• WORK TO DO:
Lay out every line of the listing below as a Markdown table with two columns, Row and Line, numbering the rows and skipping blank lines.

• DATA PROVIDED:
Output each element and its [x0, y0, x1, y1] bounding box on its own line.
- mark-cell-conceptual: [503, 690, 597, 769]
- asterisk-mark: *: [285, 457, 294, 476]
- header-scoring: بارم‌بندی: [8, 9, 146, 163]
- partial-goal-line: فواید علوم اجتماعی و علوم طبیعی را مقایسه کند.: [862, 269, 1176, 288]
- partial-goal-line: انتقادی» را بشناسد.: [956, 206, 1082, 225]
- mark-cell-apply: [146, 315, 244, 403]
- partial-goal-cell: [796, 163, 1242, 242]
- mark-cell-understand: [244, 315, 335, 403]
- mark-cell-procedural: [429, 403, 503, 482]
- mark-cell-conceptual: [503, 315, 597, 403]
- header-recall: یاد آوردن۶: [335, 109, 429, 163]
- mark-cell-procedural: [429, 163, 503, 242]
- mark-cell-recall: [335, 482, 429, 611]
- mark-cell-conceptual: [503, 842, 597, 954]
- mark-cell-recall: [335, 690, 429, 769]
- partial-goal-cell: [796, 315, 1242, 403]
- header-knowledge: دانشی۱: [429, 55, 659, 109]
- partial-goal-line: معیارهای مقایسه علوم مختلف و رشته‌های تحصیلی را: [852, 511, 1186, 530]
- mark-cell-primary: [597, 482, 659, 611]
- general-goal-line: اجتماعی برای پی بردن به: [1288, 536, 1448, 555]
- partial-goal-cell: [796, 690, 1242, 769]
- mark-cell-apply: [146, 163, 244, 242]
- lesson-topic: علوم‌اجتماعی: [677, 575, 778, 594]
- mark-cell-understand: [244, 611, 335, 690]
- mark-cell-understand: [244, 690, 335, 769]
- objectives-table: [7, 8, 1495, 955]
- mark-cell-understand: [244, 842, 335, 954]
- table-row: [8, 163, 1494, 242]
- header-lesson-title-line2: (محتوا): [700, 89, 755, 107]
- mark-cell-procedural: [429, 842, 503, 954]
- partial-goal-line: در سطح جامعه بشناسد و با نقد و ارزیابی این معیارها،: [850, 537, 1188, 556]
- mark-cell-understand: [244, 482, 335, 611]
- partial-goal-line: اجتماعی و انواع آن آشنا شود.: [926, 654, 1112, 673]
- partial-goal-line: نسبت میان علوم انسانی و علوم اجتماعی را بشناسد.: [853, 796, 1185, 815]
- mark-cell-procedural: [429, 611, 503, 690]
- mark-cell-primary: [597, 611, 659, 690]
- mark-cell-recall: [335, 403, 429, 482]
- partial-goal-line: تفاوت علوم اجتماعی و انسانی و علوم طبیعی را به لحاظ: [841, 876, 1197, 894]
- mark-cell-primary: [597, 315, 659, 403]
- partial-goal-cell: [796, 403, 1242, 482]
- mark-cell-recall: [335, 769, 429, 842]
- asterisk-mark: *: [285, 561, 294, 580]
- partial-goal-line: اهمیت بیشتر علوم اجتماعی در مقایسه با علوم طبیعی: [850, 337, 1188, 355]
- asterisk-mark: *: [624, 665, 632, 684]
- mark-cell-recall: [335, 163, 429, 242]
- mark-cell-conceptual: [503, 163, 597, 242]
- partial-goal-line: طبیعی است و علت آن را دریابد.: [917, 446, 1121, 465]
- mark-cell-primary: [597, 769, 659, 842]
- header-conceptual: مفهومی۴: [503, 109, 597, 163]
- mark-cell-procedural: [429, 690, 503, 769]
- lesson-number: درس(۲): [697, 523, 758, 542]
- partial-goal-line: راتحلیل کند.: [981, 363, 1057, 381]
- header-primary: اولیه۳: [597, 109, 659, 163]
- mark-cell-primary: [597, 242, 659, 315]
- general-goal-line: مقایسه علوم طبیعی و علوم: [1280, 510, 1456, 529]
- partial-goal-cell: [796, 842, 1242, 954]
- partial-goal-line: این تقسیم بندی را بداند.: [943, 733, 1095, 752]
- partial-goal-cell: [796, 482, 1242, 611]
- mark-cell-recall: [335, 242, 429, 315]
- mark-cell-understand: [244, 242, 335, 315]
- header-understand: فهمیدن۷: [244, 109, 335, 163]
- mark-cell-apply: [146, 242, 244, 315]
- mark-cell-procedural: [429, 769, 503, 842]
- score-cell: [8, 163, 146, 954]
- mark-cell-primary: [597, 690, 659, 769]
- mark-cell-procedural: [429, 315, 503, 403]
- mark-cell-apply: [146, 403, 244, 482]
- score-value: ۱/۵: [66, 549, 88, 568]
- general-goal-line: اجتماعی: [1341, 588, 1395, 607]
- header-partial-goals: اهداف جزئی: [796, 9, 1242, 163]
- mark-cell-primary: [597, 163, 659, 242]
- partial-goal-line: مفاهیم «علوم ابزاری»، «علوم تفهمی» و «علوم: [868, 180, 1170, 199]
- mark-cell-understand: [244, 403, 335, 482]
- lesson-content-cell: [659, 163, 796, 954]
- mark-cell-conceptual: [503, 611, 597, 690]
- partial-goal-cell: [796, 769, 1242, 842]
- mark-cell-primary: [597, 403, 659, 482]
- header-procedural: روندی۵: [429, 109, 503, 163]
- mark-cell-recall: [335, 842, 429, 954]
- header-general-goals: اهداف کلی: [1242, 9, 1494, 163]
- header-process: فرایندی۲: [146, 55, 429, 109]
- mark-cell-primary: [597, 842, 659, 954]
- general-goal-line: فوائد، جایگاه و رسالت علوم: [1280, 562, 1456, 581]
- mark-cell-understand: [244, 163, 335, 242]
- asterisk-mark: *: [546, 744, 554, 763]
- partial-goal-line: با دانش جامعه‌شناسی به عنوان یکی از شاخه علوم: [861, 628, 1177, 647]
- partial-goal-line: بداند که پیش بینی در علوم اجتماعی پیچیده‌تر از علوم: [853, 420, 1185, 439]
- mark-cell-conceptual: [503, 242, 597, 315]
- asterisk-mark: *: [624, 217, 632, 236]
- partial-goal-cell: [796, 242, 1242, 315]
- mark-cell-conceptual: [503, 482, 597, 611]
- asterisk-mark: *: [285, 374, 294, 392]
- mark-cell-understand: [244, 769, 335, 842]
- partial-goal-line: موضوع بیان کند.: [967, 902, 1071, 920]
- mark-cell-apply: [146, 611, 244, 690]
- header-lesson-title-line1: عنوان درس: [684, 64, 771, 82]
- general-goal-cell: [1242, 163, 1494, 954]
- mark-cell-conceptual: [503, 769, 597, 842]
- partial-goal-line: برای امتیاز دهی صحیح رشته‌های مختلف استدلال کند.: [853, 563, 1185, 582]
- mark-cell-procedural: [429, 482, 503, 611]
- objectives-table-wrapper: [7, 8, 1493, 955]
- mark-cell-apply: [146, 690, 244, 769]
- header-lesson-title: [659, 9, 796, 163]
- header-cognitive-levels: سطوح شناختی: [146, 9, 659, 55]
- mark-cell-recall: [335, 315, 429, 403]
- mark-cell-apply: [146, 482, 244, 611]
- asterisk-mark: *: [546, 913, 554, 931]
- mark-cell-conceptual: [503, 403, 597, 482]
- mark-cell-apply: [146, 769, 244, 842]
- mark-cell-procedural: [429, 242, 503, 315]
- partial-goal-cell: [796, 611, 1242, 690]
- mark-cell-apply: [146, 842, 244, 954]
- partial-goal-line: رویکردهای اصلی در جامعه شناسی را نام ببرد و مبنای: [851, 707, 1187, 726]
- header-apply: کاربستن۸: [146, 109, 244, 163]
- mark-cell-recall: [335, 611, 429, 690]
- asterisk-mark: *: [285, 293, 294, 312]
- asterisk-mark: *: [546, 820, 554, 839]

• IN RESPONSE:
| Row | Line |
|---|---|
| 1 | Output each element and its [x0, y0, x1, y1] bounding box on its own line. |
| 2 | - mark-cell-conceptual: [503, 690, 597, 769] |
| 3 | - asterisk-mark: *: [285, 457, 294, 476] |
| 4 | - header-scoring: بارم‌بندی: [8, 9, 146, 163] |
| 5 | - partial-goal-line: فواید علوم اجتماعی و علوم طبیعی را مقایسه کند.: [862, 269, 1176, 288] |
| 6 | - partial-goal-line: انتقادی» را بشناسد.: [956, 206, 1082, 225] |
| 7 | - mark-cell-apply: [146, 315, 244, 403] |
| 8 | - partial-goal-cell: [796, 163, 1242, 242] |
| 9 | - mark-cell-understand: [244, 315, 335, 403] |
| 10 | - mark-cell-procedural: [429, 403, 503, 482] |
| 11 | - mark-cell-conceptual: [503, 315, 597, 403] |
| 12 | - header-recall: یاد آوردن۶: [335, 109, 429, 163] |
| 13 | - mark-cell-procedural: [429, 163, 503, 242] |
| 14 | - mark-cell-recall: [335, 482, 429, 611] |
| 15 | - mark-cell-conceptual: [503, 842, 597, 954] |
| 16 | - mark-cell-recall: [335, 690, 429, 769] |
| 17 | - partial-goal-cell: [796, 315, 1242, 403] |
| 18 | - header-knowledge: دانشی۱: [429, 55, 659, 109] |
| 19 | - partial-goal-line: معیارهای مقایسه علوم مختلف و رشته‌های تحصیلی را: [852, 511, 1186, 530] |
| 20 | - mark-cell-primary: [597, 482, 659, 611] |
| 21 | - general-goal-line: اجتماعی برای پی بردن به: [1288, 536, 1448, 555] |
| 22 | - partial-goal-cell: [796, 690, 1242, 769] |
| 23 | - mark-cell-apply: [146, 163, 244, 242] |
| 24 | - lesson-topic: علوم‌اجتماعی: [677, 575, 778, 594] |
| 25 | - mark-cell-understand: [244, 611, 335, 690] |
| 26 | - mark-cell-understand: [244, 690, 335, 769] |
| 27 | - objectives-table: [7, 8, 1495, 955] |
| 28 | - mark-cell-understand: [244, 842, 335, 954] |
| 29 | - table-row: [8, 163, 1494, 242] |
| 30 | - header-lesson-title-line2: (محتوا): [700, 89, 755, 107] |
| 31 | - mark-cell-procedural: [429, 842, 503, 954] |
| 32 | - partial-goal-line: در سطح جامعه بشناسد و با نقد و ارزیابی این معیارها،: [850, 537, 1188, 556] |
| 33 | - mark-cell-understand: [244, 482, 335, 611] |
| 34 | - partial-goal-line: اجتماعی و انواع آن آشنا شود.: [926, 654, 1112, 673] |
| 35 | - partial-goal-line: نسبت میان علوم انسانی و علوم اجتماعی را بشناسد.: [853, 796, 1185, 815] |
| 36 | - mark-cell-procedural: [429, 611, 503, 690] |
| 37 | - mark-cell-primary: [597, 611, 659, 690] |
| 38 | - mark-cell-recall: [335, 403, 429, 482] |
| 39 | - partial-goal-line: تفاوت علوم اجتماعی و انسانی و علوم طبیعی را به لحاظ: [841, 876, 1197, 894] |
| 40 | - mark-cell-primary: [597, 315, 659, 403] |
| 41 | - partial-goal-cell: [796, 403, 1242, 482] |
| 42 | - mark-cell-recall: [335, 769, 429, 842] |
| 43 | - asterisk-mark: *: [285, 561, 294, 580] |
| 44 | - partial-goal-line: اهمیت بیشتر علوم اجتماعی در مقایسه با علوم طبیعی: [850, 337, 1188, 355] |
| 45 | - asterisk-mark: *: [624, 665, 632, 684] |
| 46 | - mark-cell-recall: [335, 163, 429, 242] |
| 47 | - mark-cell-conceptual: [503, 163, 597, 242] |
| 48 | - partial-goal-line: طبیعی است و علت آن را دریابد.: [917, 446, 1121, 465] |
| 49 | - mark-cell-primary: [597, 769, 659, 842] |
| 50 | - header-conceptual: مفهومی۴: [503, 109, 597, 163] |
| 51 | - mark-cell-procedural: [429, 690, 503, 769] |
| 52 | - lesson-number: درس(۲): [697, 523, 758, 542] |
| 53 | - partial-goal-line: راتحلیل کند.: [981, 363, 1057, 381] |
| 54 | - header-primary: اولیه۳: [597, 109, 659, 163] |
| 55 | - mark-cell-primary: [597, 242, 659, 315] |
| 56 | - general-goal-line: مقایسه علوم طبیعی و علوم: [1280, 510, 1456, 529] |
| 57 | - partial-goal-cell: [796, 842, 1242, 954] |
| 58 | - partial-goal-line: این تقسیم بندی را بداند.: [943, 733, 1095, 752] |
| 59 | - partial-goal-cell: [796, 482, 1242, 611] |
| 60 | - mark-cell-recall: [335, 242, 429, 315] |
| 61 | - mark-cell-understand: [244, 242, 335, 315] |
| 62 | - header-understand: فهمیدن۷: [244, 109, 335, 163] |
| 63 | - mark-cell-apply: [146, 242, 244, 315] |
| 64 | - mark-cell-procedural: [429, 769, 503, 842] |
| 65 | - score-cell: [8, 163, 146, 954] |
| 66 | - mark-cell-primary: [597, 690, 659, 769] |
| 67 | - mark-cell-procedural: [429, 315, 503, 403] |
| 68 | - mark-cell-apply: [146, 403, 244, 482] |
| 69 | - score-value: ۱/۵: [66, 549, 88, 568] |
| 70 | - general-goal-line: اجتماعی: [1341, 588, 1395, 607] |
| 71 | - header-partial-goals: اهداف جزئی: [796, 9, 1242, 163] |
| 72 | - mark-cell-primary: [597, 163, 659, 242] |
| 73 | - partial-goal-line: مفاهیم «علوم ابزاری»، «علوم تفهمی» و «علوم: [868, 180, 1170, 199] |
| 74 | - mark-cell-understand: [244, 403, 335, 482] |
| 75 | - lesson-content-cell: [659, 163, 796, 954] |
| 76 | - mark-cell-conceptual: [503, 611, 597, 690] |
| 77 | - partial-goal-cell: [796, 769, 1242, 842] |
| 78 | - mark-cell-primary: [597, 403, 659, 482] |
| 79 | - header-procedural: روندی۵: [429, 109, 503, 163] |
| 80 | - mark-cell-recall: [335, 842, 429, 954] |
| 81 | - header-general-goals: اهداف کلی: [1242, 9, 1494, 163] |
| 82 | - header-process: فرایندی۲: [146, 55, 429, 109] |
| 83 | - mark-cell-primary: [597, 842, 659, 954] |
| 84 | - general-goal-line: فوائد، جایگاه و رسالت علوم: [1280, 562, 1456, 581] |
| 85 | - mark-cell-understand: [244, 163, 335, 242] |
| 86 | - asterisk-mark: *: [546, 744, 554, 763] |
| 87 | - partial-goal-line: با دانش جامعه‌شناسی به عنوان یکی از شاخه علوم: [861, 628, 1177, 647] |
| 88 | - partial-goal-line: بداند که پیش بینی در علوم اجتماعی پیچیده‌تر از علوم: [853, 420, 1185, 439] |
| 89 | - mark-cell-conceptual: [503, 242, 597, 315] |
| 90 | - asterisk-mark: *: [624, 217, 632, 236] |
| 91 | - partial-goal-cell: [796, 242, 1242, 315] |
| 92 | - mark-cell-conceptual: [503, 482, 597, 611] |
| 93 | - asterisk-mark: *: [285, 374, 294, 392] |
| 94 | - mark-cell-understand: [244, 769, 335, 842] |
| 95 | - partial-goal-line: موضوع بیان کند.: [967, 902, 1071, 920] |
| 96 | - mark-cell-apply: [146, 611, 244, 690] |
| 97 | - header-lesson-title-line1: عنوان درس: [684, 64, 771, 82] |
| 98 | - general-goal-cell: [1242, 163, 1494, 954] |
| 99 | - mark-cell-conceptual: [503, 769, 597, 842] |
| 100 | - partial-goal-line: برای امتیاز دهی صحیح رشته‌های مختلف استدلال کند.: [853, 563, 1185, 582] |
| 101 | - mark-cell-procedural: [429, 482, 503, 611] |
| 102 | - objectives-table-wrapper: [7, 8, 1493, 955] |
| 103 | - mark-cell-apply: [146, 690, 244, 769] |
| 104 | - header-lesson-title: [659, 9, 796, 163] |
| 105 | - header-cognitive-levels: سطوح شناختی: [146, 9, 659, 55] |
| 106 | - mark-cell-recall: [335, 315, 429, 403] |
| 107 | - mark-cell-apply: [146, 482, 244, 611] |
| 108 | - asterisk-mark: *: [546, 913, 554, 931] |
| 109 | - mark-cell-conceptual: [503, 403, 597, 482] |
| 110 | - mark-cell-apply: [146, 769, 244, 842] |
| 111 | - mark-cell-procedural: [429, 242, 503, 315] |
| 112 | - partial-goal-cell: [796, 611, 1242, 690] |
| 113 | - mark-cell-apply: [146, 842, 244, 954] |
| 114 | - partial-goal-line: رویکردهای اصلی در جامعه شناسی را نام ببرد و مبنای: [851, 707, 1187, 726] |
| 115 | - header-apply: کاربستن۸: [146, 109, 244, 163] |
| 116 | - mark-cell-recall: [335, 611, 429, 690] |
| 117 | - asterisk-mark: *: [285, 293, 294, 312] |
| 118 | - asterisk-mark: *: [546, 820, 554, 839] |